>> BEGIN

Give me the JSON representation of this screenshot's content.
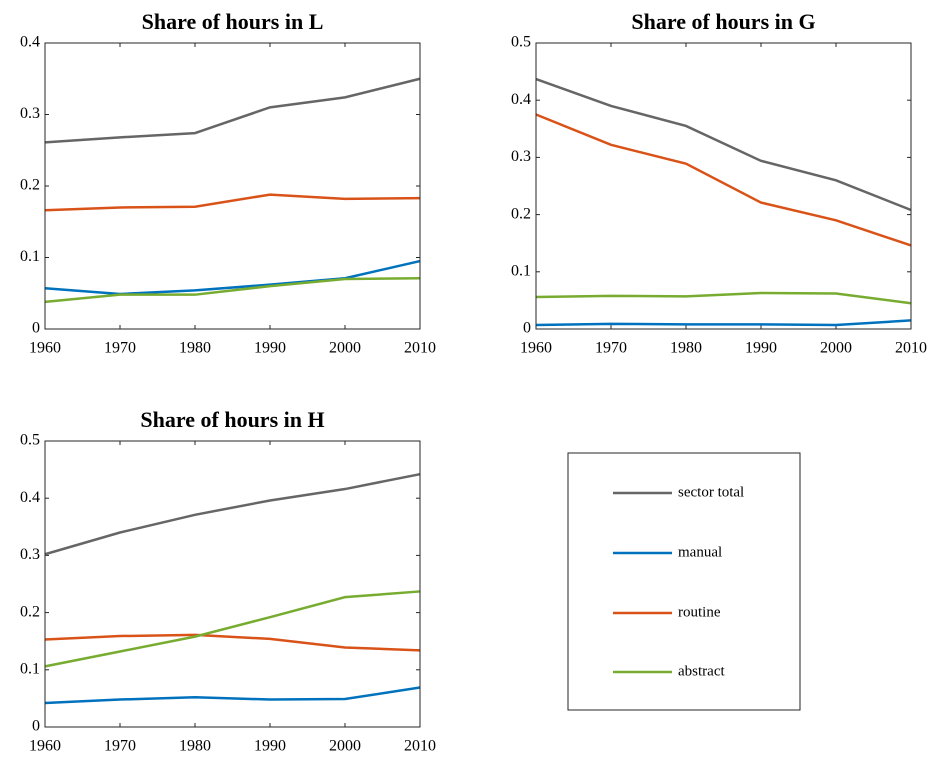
{
  "chart_data": [
    {
      "type": "line",
      "title": "Share of hours in L",
      "x": [
        1960,
        1970,
        1980,
        1990,
        2000,
        2010
      ],
      "xlim": [
        1960,
        2010
      ],
      "xticks": [
        1960,
        1970,
        1980,
        1990,
        2000,
        2010
      ],
      "ylim": [
        0,
        0.4
      ],
      "yticks": [
        0,
        0.1,
        0.2,
        0.3,
        0.4
      ],
      "series": [
        {
          "name": "sector total",
          "color": "#666666",
          "values": [
            0.261,
            0.268,
            0.274,
            0.31,
            0.324,
            0.35
          ]
        },
        {
          "name": "manual",
          "color": "#0072bd",
          "values": [
            0.057,
            0.049,
            0.054,
            0.062,
            0.071,
            0.095
          ]
        },
        {
          "name": "routine",
          "color": "#d95319",
          "values": [
            0.166,
            0.17,
            0.171,
            0.188,
            0.182,
            0.183
          ]
        },
        {
          "name": "abstract",
          "color": "#77ac30",
          "values": [
            0.038,
            0.048,
            0.048,
            0.06,
            0.07,
            0.071
          ]
        }
      ]
    },
    {
      "type": "line",
      "title": "Share of hours in G",
      "x": [
        1960,
        1970,
        1980,
        1990,
        2000,
        2010
      ],
      "xlim": [
        1960,
        2010
      ],
      "xticks": [
        1960,
        1970,
        1980,
        1990,
        2000,
        2010
      ],
      "ylim": [
        0,
        0.5
      ],
      "yticks": [
        0,
        0.1,
        0.2,
        0.3,
        0.4,
        0.5
      ],
      "series": [
        {
          "color": "#666666",
          "values": [
            0.437,
            0.39,
            0.355,
            0.294,
            0.26,
            0.208
          ]
        },
        {
          "color": "#0072bd",
          "values": [
            0.007,
            0.009,
            0.008,
            0.008,
            0.007,
            0.015
          ]
        },
        {
          "color": "#d95319",
          "values": [
            0.375,
            0.322,
            0.289,
            0.221,
            0.19,
            0.146
          ]
        },
        {
          "color": "#77ac30",
          "values": [
            0.056,
            0.058,
            0.057,
            0.063,
            0.062,
            0.045
          ]
        }
      ]
    },
    {
      "type": "line",
      "title": "Share of hours in H",
      "x": [
        1960,
        1970,
        1980,
        1990,
        2000,
        2010
      ],
      "xlim": [
        1960,
        2010
      ],
      "xticks": [
        1960,
        1970,
        1980,
        1990,
        2000,
        2010
      ],
      "ylim": [
        0,
        0.5
      ],
      "yticks": [
        0,
        0.1,
        0.2,
        0.3,
        0.4,
        0.5
      ],
      "series": [
        {
          "color": "#666666",
          "values": [
            0.302,
            0.34,
            0.371,
            0.396,
            0.416,
            0.442
          ]
        },
        {
          "color": "#0072bd",
          "values": [
            0.042,
            0.048,
            0.052,
            0.048,
            0.049,
            0.069
          ]
        },
        {
          "color": "#d95319",
          "values": [
            0.153,
            0.159,
            0.161,
            0.154,
            0.139,
            0.134
          ]
        },
        {
          "color": "#77ac30",
          "values": [
            0.106,
            0.132,
            0.158,
            0.192,
            0.227,
            0.237
          ]
        }
      ]
    }
  ]
}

>> END

◆ GOAL OF THE EXERCISE: Write out every line above exactly as it is, leaving out the pictures.

◆ SOLUTION FOR THIS PROBLEM:
Give me the JSON representation of this screenshot's content.
{
  "chart_data": [
    {
      "type": "line",
      "title": "Share of hours in L",
      "x": [
        1960,
        1970,
        1980,
        1990,
        2000,
        2010
      ],
      "xlim": [
        1960,
        2010
      ],
      "xticks": [
        1960,
        1970,
        1980,
        1990,
        2000,
        2010
      ],
      "ylim": [
        0,
        0.4
      ],
      "yticks": [
        0,
        0.1,
        0.2,
        0.3,
        0.4
      ],
      "series": [
        {
          "name": "sector total",
          "color": "#666666",
          "values": [
            0.261,
            0.268,
            0.274,
            0.31,
            0.324,
            0.35
          ]
        },
        {
          "name": "manual",
          "color": "#0072bd",
          "values": [
            0.057,
            0.049,
            0.054,
            0.062,
            0.071,
            0.095
          ]
        },
        {
          "name": "routine",
          "color": "#d95319",
          "values": [
            0.166,
            0.17,
            0.171,
            0.188,
            0.182,
            0.183
          ]
        },
        {
          "name": "abstract",
          "color": "#77ac30",
          "values": [
            0.038,
            0.048,
            0.048,
            0.06,
            0.07,
            0.071
          ]
        }
      ]
    },
    {
      "type": "line",
      "title": "Share of hours in G",
      "x": [
        1960,
        1970,
        1980,
        1990,
        2000,
        2010
      ],
      "xlim": [
        1960,
        2010
      ],
      "xticks": [
        1960,
        1970,
        1980,
        1990,
        2000,
        2010
      ],
      "ylim": [
        0,
        0.5
      ],
      "yticks": [
        0,
        0.1,
        0.2,
        0.3,
        0.4,
        0.5
      ],
      "series": [
        {
          "color": "#666666",
          "values": [
            0.437,
            0.39,
            0.355,
            0.294,
            0.26,
            0.208
          ]
        },
        {
          "color": "#0072bd",
          "values": [
            0.007,
            0.009,
            0.008,
            0.008,
            0.007,
            0.015
          ]
        },
        {
          "color": "#d95319",
          "values": [
            0.375,
            0.322,
            0.289,
            0.221,
            0.19,
            0.146
          ]
        },
        {
          "color": "#77ac30",
          "values": [
            0.056,
            0.058,
            0.057,
            0.063,
            0.062,
            0.045
          ]
        }
      ]
    },
    {
      "type": "line",
      "title": "Share of hours in H",
      "x": [
        1960,
        1970,
        1980,
        1990,
        2000,
        2010
      ],
      "xlim": [
        1960,
        2010
      ],
      "xticks": [
        1960,
        1970,
        1980,
        1990,
        2000,
        2010
      ],
      "ylim": [
        0,
        0.5
      ],
      "yticks": [
        0,
        0.1,
        0.2,
        0.3,
        0.4,
        0.5
      ],
      "series": [
        {
          "color": "#666666",
          "values": [
            0.302,
            0.34,
            0.371,
            0.396,
            0.416,
            0.442
          ]
        },
        {
          "color": "#0072bd",
          "values": [
            0.042,
            0.048,
            0.052,
            0.048,
            0.049,
            0.069
          ]
        },
        {
          "color": "#d95319",
          "values": [
            0.153,
            0.159,
            0.161,
            0.154,
            0.139,
            0.134
          ]
        },
        {
          "color": "#77ac30",
          "values": [
            0.106,
            0.132,
            0.158,
            0.192,
            0.227,
            0.237
          ]
        }
      ]
    }
  ]
}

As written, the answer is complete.